Health & Medicine, Singapore (Commonwealth Union) – Scientists have developed an economical and adaptable patch that is customizable for various kinds of wounds giving early warning of unfavorable conditions to make wound care management possible.
The ability to monitor wound healing progress in a timely and efficient manner is crucial for effective wound care and management. Diminished healing, such as in chronic wounds or post-burn scars, can lead to severe medical complications and impose significant economic burdens on patients and healthcare systems worldwide.
To address this challenge, a team of researchers from the National University of Singapore (NUS) and A*STAR’s Institute of Materials Research and Engineering (IMRE) has developed a groundbreaking invention. This innovative solution offers a simple, convenient, and effective method for monitoring wound recovery, enabling timely clinical intervention to enhance wound care and management.
Traditionally, wound healing assessment relies on visual examination by clinicians. Infections are usually diagnosed through swabbing and subsequent bacteria culture, which involves lengthy waiting periods and lacks prompt wound diagnosis. Consequently, accurately predicting wound healing becomes challenging in clinical settings. Moreover, wound assessment often necessitates frequent manual removal of dressings, which not only increases the risk of infection but also subjects patients to additional pain and trauma.
The newly developed invention overcomes these limitations by providing a more efficient and non-invasive approach to wound monitoring. It leverages advanced technologies to offer real-time insights into wound healing progress. This enables healthcare professionals to intervene promptly and implement appropriate treatments based on accurate and up-to-date information.

> [Problem 1]: In the article on the wound-monitoring patch, which two institutions did the research team come from?
> [Problem 2]: Reproduce the stretch of the article on the wound-monitoring patch from "Health & Medicine, Singapore" through "healthcare systems worldwide.".

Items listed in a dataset
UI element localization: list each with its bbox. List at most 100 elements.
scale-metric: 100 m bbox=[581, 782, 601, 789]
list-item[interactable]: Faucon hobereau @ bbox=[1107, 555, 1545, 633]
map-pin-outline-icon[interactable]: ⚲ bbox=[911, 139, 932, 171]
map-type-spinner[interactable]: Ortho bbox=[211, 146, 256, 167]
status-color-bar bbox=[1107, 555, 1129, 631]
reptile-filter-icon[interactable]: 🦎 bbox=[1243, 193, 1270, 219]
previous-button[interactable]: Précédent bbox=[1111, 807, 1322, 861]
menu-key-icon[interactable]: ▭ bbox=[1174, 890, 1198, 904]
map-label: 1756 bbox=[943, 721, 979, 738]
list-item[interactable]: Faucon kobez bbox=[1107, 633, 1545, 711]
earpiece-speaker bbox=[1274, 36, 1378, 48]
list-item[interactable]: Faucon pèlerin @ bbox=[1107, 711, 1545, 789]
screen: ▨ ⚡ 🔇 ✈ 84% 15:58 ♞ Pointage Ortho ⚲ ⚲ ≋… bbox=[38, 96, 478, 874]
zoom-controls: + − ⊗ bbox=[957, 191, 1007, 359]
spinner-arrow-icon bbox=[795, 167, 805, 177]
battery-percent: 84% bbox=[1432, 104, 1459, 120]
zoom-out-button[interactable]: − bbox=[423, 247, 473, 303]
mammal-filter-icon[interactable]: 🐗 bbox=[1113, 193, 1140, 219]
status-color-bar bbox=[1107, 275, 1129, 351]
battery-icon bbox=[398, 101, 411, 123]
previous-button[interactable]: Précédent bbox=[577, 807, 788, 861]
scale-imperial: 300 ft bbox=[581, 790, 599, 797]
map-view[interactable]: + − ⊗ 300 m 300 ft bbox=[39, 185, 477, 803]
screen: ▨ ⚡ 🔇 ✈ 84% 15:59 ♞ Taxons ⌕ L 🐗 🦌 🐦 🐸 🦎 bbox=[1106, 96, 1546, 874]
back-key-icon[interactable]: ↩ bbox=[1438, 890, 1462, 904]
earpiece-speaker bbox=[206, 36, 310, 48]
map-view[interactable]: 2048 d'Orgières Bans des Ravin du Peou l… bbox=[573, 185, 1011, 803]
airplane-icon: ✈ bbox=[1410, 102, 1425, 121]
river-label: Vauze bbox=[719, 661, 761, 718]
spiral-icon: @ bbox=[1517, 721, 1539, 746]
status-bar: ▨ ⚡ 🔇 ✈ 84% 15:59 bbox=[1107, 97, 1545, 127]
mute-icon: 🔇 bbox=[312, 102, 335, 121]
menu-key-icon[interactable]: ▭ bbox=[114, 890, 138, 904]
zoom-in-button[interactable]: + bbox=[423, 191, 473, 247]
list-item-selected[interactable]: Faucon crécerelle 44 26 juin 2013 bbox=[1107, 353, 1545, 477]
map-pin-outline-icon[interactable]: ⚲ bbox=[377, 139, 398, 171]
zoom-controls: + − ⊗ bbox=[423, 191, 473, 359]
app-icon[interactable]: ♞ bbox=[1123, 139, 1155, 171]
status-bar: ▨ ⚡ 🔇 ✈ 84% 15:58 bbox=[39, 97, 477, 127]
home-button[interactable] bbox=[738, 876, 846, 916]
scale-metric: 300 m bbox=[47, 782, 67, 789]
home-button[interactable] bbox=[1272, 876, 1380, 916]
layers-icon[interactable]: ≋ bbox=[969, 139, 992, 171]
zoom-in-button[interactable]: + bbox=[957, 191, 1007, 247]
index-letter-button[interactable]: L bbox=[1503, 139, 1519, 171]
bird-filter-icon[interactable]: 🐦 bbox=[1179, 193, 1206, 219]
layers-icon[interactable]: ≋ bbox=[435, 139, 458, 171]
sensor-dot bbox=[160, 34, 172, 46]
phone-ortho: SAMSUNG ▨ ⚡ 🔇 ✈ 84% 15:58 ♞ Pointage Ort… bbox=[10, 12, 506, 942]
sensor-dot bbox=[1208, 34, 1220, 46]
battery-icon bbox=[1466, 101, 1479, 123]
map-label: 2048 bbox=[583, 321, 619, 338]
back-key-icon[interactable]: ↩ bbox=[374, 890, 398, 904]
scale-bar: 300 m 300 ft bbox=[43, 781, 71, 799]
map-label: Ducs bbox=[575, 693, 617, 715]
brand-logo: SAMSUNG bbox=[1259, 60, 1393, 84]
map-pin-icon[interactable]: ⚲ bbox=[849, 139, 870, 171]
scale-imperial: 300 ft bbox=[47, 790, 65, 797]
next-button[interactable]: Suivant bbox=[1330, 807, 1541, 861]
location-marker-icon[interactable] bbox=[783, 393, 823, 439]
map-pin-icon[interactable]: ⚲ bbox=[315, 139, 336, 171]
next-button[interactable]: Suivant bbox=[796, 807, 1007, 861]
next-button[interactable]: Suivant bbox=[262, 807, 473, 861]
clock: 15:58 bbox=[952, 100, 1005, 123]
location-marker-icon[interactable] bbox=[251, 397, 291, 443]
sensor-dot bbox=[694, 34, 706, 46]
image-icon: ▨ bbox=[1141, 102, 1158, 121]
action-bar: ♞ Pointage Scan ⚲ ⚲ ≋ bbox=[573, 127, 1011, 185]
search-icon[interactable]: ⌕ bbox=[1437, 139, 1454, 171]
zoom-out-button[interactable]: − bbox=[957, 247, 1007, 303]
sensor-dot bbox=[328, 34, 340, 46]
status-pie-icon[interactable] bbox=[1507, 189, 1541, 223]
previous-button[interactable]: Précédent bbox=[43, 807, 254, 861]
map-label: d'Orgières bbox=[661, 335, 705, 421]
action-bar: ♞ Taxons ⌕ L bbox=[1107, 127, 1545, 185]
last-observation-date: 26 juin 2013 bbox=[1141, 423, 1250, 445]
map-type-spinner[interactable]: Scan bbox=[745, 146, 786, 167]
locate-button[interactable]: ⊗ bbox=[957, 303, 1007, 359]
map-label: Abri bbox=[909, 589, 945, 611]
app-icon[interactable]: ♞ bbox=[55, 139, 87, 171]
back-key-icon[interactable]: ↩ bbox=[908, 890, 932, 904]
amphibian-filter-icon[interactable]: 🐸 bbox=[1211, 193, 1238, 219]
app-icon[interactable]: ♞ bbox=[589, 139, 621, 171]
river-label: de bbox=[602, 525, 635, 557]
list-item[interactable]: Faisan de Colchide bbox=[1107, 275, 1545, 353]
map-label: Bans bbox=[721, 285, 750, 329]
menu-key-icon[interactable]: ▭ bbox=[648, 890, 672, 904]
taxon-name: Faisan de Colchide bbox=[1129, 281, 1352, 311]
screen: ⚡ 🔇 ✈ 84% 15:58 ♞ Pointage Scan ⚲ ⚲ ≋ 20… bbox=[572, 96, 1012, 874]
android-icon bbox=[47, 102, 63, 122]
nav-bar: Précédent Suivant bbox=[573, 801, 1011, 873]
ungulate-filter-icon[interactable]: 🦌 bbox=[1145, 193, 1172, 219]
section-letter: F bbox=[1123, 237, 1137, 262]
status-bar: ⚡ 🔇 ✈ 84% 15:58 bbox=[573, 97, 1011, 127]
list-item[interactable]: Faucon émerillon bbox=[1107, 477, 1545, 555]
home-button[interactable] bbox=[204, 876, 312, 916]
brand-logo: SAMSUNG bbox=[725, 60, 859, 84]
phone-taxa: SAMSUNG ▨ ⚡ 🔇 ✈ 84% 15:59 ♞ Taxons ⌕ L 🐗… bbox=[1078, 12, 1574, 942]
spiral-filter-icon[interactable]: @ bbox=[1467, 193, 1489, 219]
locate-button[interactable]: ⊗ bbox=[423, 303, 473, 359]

> [Exercise output 1]: The National University of Singapore (NUS) and A*STAR's Institute of Materials Research and Engineering (IMRE).

> [Exercise output 2]:
Health & Medicine, Singapore (Commonwealth Union) – Scientists have developed an economical and adaptable patch that is customizable for various kinds of wounds giving early warning of unfavorable conditions to make wound care management possible.
The ability to monitor wound healing progress in a timely and efficient manner is crucial for effective wound care and management. Diminished healing, such as in chronic wounds or post-burn scars, can lead to severe medical complications and impose significant economic burdens on patients and healthcare systems worldwide.